[Data items]
>>>

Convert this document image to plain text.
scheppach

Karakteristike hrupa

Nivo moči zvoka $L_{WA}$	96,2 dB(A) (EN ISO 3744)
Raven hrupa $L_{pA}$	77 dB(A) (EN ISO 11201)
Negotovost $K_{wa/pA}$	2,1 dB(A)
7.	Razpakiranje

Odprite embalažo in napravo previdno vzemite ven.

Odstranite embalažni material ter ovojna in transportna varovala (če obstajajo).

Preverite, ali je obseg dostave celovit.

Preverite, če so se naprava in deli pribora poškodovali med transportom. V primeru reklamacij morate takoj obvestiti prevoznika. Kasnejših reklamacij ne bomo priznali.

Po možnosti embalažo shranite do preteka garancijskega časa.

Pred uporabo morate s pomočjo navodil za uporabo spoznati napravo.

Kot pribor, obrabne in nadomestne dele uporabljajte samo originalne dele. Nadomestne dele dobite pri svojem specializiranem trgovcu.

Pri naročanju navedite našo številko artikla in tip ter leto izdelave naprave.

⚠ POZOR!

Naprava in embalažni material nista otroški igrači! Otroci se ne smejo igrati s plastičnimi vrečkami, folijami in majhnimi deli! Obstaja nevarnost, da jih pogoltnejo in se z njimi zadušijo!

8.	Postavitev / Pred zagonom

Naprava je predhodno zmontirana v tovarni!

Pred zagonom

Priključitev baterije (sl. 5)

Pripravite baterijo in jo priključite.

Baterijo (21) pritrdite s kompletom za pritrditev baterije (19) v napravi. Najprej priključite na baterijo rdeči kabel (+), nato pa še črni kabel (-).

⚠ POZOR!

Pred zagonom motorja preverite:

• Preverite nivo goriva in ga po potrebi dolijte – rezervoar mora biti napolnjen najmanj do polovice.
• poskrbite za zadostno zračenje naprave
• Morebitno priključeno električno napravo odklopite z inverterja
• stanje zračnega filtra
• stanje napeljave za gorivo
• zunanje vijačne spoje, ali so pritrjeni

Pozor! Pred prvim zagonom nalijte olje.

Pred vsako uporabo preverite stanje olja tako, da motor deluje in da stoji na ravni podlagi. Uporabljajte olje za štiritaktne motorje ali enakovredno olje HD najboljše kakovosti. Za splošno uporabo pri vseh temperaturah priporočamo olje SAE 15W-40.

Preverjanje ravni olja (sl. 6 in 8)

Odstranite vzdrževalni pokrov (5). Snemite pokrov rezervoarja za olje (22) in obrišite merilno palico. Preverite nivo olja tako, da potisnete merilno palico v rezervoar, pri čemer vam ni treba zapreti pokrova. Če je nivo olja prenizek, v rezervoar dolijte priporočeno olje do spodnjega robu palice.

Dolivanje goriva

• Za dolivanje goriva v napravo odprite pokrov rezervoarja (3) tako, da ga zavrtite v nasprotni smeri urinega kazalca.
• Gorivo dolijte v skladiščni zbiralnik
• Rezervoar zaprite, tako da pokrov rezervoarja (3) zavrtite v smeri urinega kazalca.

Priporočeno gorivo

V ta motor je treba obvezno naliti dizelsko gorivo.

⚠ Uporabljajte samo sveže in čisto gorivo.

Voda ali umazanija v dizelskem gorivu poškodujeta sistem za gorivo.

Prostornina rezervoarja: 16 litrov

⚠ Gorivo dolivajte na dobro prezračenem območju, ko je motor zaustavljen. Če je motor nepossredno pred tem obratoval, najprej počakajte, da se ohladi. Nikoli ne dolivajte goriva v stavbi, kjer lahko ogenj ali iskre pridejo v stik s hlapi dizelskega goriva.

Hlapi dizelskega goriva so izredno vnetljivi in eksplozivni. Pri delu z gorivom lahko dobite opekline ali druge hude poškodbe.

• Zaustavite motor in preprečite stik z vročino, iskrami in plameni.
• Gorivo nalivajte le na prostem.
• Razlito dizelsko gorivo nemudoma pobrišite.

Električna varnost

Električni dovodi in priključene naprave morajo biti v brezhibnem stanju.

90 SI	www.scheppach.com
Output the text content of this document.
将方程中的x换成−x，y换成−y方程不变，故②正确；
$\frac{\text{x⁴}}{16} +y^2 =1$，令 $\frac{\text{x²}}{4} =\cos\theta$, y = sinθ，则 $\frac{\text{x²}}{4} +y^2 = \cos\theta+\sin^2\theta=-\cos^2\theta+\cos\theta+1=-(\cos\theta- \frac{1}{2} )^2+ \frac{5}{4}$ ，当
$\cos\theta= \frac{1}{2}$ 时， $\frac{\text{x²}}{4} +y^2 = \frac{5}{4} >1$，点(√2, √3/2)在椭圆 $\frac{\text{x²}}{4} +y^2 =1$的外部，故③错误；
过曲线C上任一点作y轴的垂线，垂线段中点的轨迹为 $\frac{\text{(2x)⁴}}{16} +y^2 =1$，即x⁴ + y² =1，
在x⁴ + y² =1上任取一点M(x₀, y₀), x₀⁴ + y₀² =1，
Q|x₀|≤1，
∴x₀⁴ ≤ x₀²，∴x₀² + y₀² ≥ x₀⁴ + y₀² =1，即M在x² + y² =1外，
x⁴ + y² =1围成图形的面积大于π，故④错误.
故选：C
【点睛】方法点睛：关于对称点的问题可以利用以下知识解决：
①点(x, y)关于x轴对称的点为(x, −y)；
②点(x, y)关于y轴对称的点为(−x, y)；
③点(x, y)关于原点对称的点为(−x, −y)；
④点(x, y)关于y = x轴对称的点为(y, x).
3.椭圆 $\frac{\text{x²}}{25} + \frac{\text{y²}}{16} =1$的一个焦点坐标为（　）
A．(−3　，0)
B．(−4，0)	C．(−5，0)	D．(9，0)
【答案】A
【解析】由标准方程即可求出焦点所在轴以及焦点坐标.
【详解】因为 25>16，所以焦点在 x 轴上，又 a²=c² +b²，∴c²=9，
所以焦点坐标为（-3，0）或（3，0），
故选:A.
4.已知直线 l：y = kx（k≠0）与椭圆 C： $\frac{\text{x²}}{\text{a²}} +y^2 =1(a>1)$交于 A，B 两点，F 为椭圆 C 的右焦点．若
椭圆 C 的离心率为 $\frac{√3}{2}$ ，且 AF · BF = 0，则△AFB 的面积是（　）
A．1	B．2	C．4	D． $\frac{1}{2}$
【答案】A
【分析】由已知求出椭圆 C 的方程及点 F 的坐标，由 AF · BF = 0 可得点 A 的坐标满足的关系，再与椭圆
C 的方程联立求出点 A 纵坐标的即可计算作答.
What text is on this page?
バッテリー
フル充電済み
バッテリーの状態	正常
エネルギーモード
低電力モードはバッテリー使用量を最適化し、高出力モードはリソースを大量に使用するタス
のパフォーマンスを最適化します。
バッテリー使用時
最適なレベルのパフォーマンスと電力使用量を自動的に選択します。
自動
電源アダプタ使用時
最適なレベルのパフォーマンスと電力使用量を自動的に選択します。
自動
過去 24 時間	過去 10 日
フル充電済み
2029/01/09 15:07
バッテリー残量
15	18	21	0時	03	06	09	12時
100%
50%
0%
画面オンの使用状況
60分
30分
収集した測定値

<<<

GOAL →
Output all of the material, please, exactly as it stands.

EXERCISE RESULT →
Convert this document image to plain text.
scheppach

Karakteristike hrupa

Nivo moči zvoka $L_{WA}$	96,2 dB(A) (EN ISO 3744)
Raven hrupa $L_{pA}$	77 dB(A) (EN ISO 11201)
Negotovost $K_{wa/pA}$	2,1 dB(A)
7.	Razpakiranje

Odprite embalažo in napravo previdno vzemite ven.

Odstranite embalažni material ter ovojna in transportna varovala (če obstajajo).

Preverite, ali je obseg dostave celovit.

Preverite, če so se naprava in deli pribora poškodovali med transportom. V primeru reklamacij morate takoj obvestiti prevoznika. Kasnejših reklamacij ne bomo priznali.

Po možnosti embalažo shranite do preteka garancijskega časa.

Pred uporabo morate s pomočjo navodil za uporabo spoznati napravo.

Kot pribor, obrabne in nadomestne dele uporabljajte samo originalne dele. Nadomestne dele dobite pri svojem specializiranem trgovcu.

Pri naročanju navedite našo številko artikla in tip ter leto izdelave naprave.

⚠ POZOR!

Naprava in embalažni material nista otroški igrači! Otroci se ne smejo igrati s plastičnimi vrečkami, folijami in majhnimi deli! Obstaja nevarnost, da jih pogoltnejo in se z njimi zadušijo!

8.	Postavitev / Pred zagonom

Naprava je predhodno zmontirana v tovarni!

Pred zagonom

Priključitev baterije (sl. 5)

Pripravite baterijo in jo priključite.

Baterijo (21) pritrdite s kompletom za pritrditev baterije (19) v napravi. Najprej priključite na baterijo rdeči kabel (+), nato pa še črni kabel (-).

⚠ POZOR!

Pred zagonom motorja preverite:

• Preverite nivo goriva in ga po potrebi dolijte – rezervoar mora biti napolnjen najmanj do polovice.
• poskrbite za zadostno zračenje naprave
• Morebitno priključeno električno napravo odklopite z inverterja
• stanje zračnega filtra
• stanje napeljave za gorivo
• zunanje vijačne spoje, ali so pritrjeni

Pozor! Pred prvim zagonom nalijte olje.

Pred vsako uporabo preverite stanje olja tako, da motor deluje in da stoji na ravni podlagi. Uporabljajte olje za štiritaktne motorje ali enakovredno olje HD najboljše kakovosti. Za splošno uporabo pri vseh temperaturah priporočamo olje SAE 15W-40.

Preverjanje ravni olja (sl. 6 in 8)

Odstranite vzdrževalni pokrov (5). Snemite pokrov rezervoarja za olje (22) in obrišite merilno palico. Preverite nivo olja tako, da potisnete merilno palico v rezervoar, pri čemer vam ni treba zapreti pokrova. Če je nivo olja prenizek, v rezervoar dolijte priporočeno olje do spodnjega robu palice.

Dolivanje goriva

• Za dolivanje goriva v napravo odprite pokrov rezervoarja (3) tako, da ga zavrtite v nasprotni smeri urinega kazalca.
• Gorivo dolijte v skladiščni zbiralnik
• Rezervoar zaprite, tako da pokrov rezervoarja (3) zavrtite v smeri urinega kazalca.

Priporočeno gorivo

V ta motor je treba obvezno naliti dizelsko gorivo.

⚠ Uporabljajte samo sveže in čisto gorivo.

Voda ali umazanija v dizelskem gorivu poškodujeta sistem za gorivo.

Prostornina rezervoarja: 16 litrov

⚠ Gorivo dolivajte na dobro prezračenem območju, ko je motor zaustavljen. Če je motor nepossredno pred tem obratoval, najprej počakajte, da se ohladi. Nikoli ne dolivajte goriva v stavbi, kjer lahko ogenj ali iskre pridejo v stik s hlapi dizelskega goriva.

Hlapi dizelskega goriva so izredno vnetljivi in eksplozivni. Pri delu z gorivom lahko dobite opekline ali druge hude poškodbe.

• Zaustavite motor in preprečite stik z vročino, iskrami in plameni.
• Gorivo nalivajte le na prostem.
• Razlito dizelsko gorivo nemudoma pobrišite.

Električna varnost

Električni dovodi in priključene naprave morajo biti v brezhibnem stanju.

90 SI	www.scheppach.com
Output the text content of this document.
将方程中的x换成−x，y换成−y方程不变，故②正确；
$\frac{\text{x⁴}}{16} +y^2 =1$，令 $\frac{\text{x²}}{4} =\cos\theta$, y = sinθ，则 $\frac{\text{x²}}{4} +y^2 = \cos\theta+\sin^2\theta=-\cos^2\theta+\cos\theta+1=-(\cos\theta- \frac{1}{2} )^2+ \frac{5}{4}$ ，当
$\cos\theta= \frac{1}{2}$ 时， $\frac{\text{x²}}{4} +y^2 = \frac{5}{4} >1$，点(√2, √3/2)在椭圆 $\frac{\text{x²}}{4} +y^2 =1$的外部，故③错误；
过曲线C上任一点作y轴的垂线，垂线段中点的轨迹为 $\frac{\text{(2x)⁴}}{16} +y^2 =1$，即x⁴ + y² =1，
在x⁴ + y² =1上任取一点M(x₀, y₀), x₀⁴ + y₀² =1，
Q|x₀|≤1，
∴x₀⁴ ≤ x₀²，∴x₀² + y₀² ≥ x₀⁴ + y₀² =1，即M在x² + y² =1外，
x⁴ + y² =1围成图形的面积大于π，故④错误.
故选：C
【点睛】方法点睛：关于对称点的问题可以利用以下知识解决：
①点(x, y)关于x轴对称的点为(x, −y)；
②点(x, y)关于y轴对称的点为(−x, y)；
③点(x, y)关于原点对称的点为(−x, −y)；
④点(x, y)关于y = x轴对称的点为(y, x).
3.椭圆 $\frac{\text{x²}}{25} + \frac{\text{y²}}{16} =1$的一个焦点坐标为（　）
A．(−3　，0)
B．(−4，0)	C．(−5，0)	D．(9，0)
【答案】A
【解析】由标准方程即可求出焦点所在轴以及焦点坐标.
【详解】因为 25>16，所以焦点在 x 轴上，又 a²=c² +b²，∴c²=9，
所以焦点坐标为（-3，0）或（3，0），
故选:A.
4.已知直线 l：y = kx（k≠0）与椭圆 C： $\frac{\text{x²}}{\text{a²}} +y^2 =1(a>1)$交于 A，B 两点，F 为椭圆 C 的右焦点．若
椭圆 C 的离心率为 $\frac{√3}{2}$ ，且 AF · BF = 0，则△AFB 的面积是（　）
A．1	B．2	C．4	D． $\frac{1}{2}$
【答案】A
【分析】由已知求出椭圆 C 的方程及点 F 的坐标，由 AF · BF = 0 可得点 A 的坐标满足的关系，再与椭圆
C 的方程联立求出点 A 纵坐标的即可计算作答.
What text is on this page?
バッテリー
フル充電済み
バッテリーの状態	正常
エネルギーモード
低電力モードはバッテリー使用量を最適化し、高出力モードはリソースを大量に使用するタス
のパフォーマンスを最適化します。
バッテリー使用時
最適なレベルのパフォーマンスと電力使用量を自動的に選択します。
自動
電源アダプタ使用時
最適なレベルのパフォーマンスと電力使用量を自動的に選択します。
自動
過去 24 時間	過去 10 日
フル充電済み
2029/01/09 15:07
バッテリー残量
15	18	21	0時	03	06	09	12時
100%
50%
0%
画面オンの使用状況
60分
30分
収集した測定値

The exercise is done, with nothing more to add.